# [WHAT THE EXERCISE ASKS]
Look over the lines below. Report each one that includes the string "code".

# [DATA EXCERPTS]
══════════════════════════════
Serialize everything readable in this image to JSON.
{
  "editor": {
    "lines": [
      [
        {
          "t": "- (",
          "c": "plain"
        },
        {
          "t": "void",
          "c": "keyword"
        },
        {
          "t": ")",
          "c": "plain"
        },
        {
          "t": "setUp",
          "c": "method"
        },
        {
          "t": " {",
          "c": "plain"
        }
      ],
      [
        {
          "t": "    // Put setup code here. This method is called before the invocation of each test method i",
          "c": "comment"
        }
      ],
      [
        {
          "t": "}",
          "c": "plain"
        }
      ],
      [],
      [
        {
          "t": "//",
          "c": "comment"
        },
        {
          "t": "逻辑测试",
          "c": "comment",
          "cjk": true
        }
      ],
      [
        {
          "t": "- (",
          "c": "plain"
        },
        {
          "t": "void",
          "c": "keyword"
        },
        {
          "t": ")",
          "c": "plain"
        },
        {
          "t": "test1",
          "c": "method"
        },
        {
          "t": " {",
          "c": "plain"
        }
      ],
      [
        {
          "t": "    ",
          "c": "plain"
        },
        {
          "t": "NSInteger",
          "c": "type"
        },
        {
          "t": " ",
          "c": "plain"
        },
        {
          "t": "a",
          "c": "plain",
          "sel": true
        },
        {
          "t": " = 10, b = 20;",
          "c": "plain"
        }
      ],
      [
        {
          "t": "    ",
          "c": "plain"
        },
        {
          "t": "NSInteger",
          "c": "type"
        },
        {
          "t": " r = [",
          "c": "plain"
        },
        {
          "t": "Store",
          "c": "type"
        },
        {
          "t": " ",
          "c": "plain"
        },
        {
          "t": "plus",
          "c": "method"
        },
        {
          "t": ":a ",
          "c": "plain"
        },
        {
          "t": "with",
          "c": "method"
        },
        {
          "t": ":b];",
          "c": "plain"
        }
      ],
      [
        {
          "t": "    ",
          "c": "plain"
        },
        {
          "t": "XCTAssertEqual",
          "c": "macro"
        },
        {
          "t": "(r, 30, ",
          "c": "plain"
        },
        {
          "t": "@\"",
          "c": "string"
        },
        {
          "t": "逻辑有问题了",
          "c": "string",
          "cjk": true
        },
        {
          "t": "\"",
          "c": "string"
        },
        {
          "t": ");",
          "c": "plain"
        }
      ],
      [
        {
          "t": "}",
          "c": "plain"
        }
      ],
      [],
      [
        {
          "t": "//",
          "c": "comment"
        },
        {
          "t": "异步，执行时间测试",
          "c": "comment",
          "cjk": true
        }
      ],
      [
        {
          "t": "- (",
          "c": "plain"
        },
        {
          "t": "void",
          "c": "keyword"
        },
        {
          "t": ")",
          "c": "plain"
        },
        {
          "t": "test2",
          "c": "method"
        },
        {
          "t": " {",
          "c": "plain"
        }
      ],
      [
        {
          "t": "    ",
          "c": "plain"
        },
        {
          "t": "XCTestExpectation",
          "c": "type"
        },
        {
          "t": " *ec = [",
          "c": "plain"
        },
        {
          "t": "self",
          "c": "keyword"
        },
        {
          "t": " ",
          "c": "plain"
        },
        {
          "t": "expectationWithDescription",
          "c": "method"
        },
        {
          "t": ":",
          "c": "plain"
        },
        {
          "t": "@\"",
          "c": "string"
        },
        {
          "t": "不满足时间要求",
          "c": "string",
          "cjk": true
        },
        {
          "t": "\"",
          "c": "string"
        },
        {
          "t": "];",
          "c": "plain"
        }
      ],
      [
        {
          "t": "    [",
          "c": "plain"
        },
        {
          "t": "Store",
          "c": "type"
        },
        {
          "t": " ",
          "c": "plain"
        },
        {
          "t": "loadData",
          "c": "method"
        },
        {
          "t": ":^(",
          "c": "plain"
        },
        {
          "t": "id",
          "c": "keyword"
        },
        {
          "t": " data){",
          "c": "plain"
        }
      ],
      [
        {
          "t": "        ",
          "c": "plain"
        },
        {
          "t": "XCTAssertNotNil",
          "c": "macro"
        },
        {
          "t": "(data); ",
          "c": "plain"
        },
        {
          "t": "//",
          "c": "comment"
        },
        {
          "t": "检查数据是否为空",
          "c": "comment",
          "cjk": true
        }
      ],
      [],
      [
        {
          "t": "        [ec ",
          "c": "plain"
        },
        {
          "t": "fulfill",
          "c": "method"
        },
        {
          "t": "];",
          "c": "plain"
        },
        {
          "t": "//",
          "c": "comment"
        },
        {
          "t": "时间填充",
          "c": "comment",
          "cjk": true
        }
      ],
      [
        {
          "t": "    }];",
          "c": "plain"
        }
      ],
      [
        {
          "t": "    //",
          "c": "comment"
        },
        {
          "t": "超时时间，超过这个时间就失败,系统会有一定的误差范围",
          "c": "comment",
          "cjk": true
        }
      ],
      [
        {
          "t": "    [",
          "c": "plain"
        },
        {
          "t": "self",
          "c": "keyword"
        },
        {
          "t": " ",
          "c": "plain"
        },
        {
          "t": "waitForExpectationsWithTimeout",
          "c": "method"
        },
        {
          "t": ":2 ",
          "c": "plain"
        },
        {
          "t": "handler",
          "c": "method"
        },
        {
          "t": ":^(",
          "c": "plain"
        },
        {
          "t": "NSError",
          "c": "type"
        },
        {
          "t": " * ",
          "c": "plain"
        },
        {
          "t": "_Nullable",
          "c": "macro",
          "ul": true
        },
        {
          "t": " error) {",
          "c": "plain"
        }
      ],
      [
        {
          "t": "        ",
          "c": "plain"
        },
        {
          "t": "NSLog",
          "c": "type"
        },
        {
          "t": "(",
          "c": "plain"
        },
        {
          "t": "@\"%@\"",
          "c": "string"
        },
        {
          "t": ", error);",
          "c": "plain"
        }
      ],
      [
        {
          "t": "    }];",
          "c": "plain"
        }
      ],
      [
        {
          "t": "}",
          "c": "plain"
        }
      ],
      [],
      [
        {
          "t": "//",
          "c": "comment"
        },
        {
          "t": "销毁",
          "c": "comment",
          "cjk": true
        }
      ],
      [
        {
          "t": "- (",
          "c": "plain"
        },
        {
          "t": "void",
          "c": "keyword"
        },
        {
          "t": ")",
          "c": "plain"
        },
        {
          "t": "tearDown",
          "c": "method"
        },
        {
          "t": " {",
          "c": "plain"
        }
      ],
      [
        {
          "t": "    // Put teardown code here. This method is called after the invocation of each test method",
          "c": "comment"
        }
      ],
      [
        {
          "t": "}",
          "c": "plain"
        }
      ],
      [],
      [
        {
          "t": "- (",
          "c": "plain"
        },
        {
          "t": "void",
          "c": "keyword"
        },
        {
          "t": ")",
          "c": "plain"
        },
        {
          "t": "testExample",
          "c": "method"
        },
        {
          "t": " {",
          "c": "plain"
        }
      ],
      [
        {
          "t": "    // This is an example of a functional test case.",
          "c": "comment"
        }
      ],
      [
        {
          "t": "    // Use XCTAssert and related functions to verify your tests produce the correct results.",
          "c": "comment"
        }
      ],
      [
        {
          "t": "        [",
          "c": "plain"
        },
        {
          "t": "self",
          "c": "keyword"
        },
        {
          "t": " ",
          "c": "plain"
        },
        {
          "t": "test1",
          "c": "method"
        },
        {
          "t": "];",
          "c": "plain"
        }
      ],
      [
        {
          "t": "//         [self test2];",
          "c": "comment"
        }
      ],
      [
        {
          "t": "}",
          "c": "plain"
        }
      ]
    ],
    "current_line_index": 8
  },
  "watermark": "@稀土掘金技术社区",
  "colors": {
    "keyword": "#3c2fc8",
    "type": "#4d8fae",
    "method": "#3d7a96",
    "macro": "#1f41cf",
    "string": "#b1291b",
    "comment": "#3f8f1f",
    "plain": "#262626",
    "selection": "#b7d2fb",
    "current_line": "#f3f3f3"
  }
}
══════════════════════════════
# [SOLUTION FOR THIS EXERCISE]
          "t": "    // Put setup code here. This method is called before the invocation of each test method i",
          "t": "    // Put teardown code here. This method is called after the invocation of each test method",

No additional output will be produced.